## TASK STATEMENT:
Using the data beneath, show every line that includes the word "name".

## RECORD EXCERPTS:
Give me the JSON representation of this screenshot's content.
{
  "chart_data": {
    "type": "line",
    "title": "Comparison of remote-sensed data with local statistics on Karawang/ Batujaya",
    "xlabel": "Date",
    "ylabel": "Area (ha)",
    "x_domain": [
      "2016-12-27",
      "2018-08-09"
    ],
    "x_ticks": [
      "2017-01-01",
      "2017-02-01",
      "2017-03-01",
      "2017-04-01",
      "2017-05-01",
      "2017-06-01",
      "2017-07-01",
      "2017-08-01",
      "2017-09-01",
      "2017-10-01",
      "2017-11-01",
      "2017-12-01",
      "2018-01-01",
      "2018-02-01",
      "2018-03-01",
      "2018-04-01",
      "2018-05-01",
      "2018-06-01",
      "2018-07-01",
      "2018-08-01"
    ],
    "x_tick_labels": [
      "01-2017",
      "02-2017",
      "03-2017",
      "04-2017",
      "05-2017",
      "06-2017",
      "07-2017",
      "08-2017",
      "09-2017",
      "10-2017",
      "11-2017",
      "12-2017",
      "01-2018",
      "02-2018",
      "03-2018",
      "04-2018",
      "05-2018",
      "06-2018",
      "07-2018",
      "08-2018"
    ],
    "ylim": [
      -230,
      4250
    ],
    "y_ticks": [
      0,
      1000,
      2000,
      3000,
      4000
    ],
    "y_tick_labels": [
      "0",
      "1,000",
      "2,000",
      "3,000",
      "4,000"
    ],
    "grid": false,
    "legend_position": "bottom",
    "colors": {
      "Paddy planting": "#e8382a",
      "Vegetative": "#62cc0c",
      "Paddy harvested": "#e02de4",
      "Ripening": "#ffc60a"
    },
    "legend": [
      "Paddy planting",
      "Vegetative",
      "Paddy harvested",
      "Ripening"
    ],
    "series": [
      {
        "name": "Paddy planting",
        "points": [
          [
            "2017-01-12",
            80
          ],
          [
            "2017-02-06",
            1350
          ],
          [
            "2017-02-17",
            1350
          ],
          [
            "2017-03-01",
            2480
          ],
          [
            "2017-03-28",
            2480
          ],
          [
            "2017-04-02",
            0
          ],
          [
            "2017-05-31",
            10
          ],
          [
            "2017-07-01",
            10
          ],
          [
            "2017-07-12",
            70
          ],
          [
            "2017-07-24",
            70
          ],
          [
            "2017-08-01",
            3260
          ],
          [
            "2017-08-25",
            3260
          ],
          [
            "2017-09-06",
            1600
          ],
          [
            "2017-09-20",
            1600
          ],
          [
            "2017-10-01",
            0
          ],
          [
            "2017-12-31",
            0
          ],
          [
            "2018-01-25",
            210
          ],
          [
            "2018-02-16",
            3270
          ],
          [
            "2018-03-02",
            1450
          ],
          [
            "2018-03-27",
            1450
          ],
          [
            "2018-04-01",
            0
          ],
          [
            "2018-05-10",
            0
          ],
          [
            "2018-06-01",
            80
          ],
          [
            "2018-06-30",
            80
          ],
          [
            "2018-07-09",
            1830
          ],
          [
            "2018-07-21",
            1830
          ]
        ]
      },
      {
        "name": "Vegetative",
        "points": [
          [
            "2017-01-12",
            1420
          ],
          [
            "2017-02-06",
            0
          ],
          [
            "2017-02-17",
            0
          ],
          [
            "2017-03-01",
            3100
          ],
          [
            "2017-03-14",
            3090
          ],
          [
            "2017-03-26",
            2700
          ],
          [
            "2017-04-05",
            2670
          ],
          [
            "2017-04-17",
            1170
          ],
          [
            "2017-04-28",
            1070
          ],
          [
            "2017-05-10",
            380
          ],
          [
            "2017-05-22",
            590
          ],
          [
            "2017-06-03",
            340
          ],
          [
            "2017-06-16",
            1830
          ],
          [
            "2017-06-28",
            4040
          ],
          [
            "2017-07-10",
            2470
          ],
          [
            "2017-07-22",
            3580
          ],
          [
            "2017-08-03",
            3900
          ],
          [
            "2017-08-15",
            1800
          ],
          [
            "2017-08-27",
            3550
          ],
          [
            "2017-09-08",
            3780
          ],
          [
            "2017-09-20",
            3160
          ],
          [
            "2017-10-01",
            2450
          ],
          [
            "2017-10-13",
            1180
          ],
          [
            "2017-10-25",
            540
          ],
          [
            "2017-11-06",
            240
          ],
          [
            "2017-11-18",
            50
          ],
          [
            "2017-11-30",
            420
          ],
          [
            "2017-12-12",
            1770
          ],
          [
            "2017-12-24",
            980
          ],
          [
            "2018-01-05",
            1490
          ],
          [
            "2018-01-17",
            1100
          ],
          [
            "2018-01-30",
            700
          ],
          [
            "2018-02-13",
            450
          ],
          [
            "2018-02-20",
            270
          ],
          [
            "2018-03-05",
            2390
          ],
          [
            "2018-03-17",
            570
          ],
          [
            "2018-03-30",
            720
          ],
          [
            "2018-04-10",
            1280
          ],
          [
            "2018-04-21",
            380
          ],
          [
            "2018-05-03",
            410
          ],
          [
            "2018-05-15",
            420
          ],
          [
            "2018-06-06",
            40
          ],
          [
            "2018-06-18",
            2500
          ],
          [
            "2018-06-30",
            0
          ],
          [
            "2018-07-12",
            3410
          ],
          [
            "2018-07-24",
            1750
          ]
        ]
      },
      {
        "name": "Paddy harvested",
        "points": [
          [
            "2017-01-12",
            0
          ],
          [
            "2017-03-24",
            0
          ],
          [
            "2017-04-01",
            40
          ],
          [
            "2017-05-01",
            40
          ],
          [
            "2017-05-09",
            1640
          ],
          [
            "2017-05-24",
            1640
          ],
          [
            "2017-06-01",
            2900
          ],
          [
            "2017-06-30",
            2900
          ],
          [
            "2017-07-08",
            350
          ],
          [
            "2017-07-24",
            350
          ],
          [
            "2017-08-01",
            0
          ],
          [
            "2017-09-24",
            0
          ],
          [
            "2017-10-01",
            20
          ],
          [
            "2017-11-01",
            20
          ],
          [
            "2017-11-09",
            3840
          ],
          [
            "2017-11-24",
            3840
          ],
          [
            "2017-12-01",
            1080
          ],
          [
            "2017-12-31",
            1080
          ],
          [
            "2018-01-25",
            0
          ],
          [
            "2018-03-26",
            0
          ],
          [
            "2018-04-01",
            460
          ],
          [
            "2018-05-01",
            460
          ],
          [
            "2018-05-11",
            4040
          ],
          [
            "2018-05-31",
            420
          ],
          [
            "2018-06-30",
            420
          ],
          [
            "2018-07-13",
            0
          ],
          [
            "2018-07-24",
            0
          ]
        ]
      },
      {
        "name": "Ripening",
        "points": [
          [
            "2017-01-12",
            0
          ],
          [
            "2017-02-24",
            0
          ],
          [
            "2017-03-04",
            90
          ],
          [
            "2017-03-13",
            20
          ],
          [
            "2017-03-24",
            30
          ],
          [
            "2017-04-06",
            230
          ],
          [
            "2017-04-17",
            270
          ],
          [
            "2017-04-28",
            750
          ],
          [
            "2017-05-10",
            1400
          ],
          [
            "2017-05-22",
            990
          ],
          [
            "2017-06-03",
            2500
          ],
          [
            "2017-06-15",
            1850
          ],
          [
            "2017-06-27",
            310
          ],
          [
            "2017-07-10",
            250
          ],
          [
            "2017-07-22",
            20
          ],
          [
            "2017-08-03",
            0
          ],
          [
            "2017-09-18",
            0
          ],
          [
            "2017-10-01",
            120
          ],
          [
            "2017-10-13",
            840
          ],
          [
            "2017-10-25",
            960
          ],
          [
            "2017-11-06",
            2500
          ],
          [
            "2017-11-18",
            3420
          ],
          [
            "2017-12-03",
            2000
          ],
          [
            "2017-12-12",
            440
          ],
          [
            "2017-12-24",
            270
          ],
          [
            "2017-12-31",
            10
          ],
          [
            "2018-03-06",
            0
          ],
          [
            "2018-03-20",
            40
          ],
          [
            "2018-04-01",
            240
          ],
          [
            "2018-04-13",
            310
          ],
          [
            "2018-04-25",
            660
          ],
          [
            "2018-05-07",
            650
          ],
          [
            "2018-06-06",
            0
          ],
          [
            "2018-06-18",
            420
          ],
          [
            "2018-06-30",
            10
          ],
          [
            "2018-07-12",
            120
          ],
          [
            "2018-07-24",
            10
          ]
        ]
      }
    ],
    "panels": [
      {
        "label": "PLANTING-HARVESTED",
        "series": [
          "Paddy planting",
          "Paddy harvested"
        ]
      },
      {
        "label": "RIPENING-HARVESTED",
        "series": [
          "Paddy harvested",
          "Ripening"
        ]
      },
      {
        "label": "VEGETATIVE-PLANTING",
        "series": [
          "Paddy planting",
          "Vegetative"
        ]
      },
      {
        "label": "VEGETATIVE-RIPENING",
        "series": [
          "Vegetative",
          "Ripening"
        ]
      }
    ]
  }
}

## RESULT FOR THIS EXERCISE:
        "name": "Paddy planting",
        "name": "Vegetative",
        "name": "Paddy harvested",
        "name": "Ripening",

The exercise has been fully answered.